**TASK BRIEF**: How many lines in these records hold the string "this"? State only that number.

== TASK MATERIAL ==

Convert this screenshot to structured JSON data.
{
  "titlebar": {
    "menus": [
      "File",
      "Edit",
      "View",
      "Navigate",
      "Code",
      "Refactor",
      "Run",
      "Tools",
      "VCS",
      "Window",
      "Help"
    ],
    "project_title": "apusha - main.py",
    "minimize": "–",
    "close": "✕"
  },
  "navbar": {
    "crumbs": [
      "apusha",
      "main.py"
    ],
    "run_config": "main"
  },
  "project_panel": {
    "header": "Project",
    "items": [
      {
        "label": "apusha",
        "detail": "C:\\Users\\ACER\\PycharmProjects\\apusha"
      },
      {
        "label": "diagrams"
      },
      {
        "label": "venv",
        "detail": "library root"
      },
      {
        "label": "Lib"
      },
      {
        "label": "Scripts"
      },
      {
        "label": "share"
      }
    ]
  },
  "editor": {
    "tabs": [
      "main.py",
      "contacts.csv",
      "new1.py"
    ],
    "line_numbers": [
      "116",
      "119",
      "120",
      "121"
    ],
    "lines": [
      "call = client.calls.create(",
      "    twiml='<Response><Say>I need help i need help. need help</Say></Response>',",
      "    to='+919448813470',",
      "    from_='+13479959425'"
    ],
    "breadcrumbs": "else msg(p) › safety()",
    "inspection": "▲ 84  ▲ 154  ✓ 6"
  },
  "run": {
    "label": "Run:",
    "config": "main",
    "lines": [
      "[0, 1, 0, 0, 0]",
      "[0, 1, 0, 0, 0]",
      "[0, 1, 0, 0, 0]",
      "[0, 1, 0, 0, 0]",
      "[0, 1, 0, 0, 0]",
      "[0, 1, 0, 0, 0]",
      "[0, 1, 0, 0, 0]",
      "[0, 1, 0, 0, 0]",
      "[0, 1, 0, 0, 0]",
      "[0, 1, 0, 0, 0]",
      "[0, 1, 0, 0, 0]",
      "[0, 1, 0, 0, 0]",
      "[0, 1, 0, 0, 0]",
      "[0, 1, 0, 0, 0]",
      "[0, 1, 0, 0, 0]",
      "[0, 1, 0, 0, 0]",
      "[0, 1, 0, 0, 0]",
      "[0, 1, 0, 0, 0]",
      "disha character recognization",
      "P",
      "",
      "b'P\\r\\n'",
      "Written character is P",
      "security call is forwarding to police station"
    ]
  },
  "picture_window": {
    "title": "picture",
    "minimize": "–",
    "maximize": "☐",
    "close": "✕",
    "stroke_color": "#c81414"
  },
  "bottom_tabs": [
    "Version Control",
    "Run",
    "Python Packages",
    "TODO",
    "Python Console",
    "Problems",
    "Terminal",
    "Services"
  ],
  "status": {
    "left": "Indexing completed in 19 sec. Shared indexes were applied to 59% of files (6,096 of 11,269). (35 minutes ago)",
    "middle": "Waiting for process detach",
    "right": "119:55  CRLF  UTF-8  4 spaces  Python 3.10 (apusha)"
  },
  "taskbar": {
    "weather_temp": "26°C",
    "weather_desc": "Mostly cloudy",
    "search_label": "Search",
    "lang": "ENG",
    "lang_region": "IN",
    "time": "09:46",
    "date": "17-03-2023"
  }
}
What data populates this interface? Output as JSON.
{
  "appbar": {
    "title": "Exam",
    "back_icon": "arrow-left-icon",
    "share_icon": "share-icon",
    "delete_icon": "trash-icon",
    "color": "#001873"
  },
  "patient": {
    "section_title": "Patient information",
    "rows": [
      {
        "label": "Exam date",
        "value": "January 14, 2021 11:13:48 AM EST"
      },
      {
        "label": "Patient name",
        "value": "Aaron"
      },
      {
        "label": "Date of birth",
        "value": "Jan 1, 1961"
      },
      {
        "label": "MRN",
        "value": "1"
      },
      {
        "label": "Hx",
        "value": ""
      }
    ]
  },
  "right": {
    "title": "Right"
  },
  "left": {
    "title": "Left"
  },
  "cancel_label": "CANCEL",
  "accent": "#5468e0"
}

===

**CORRECT OUTPUT**: 2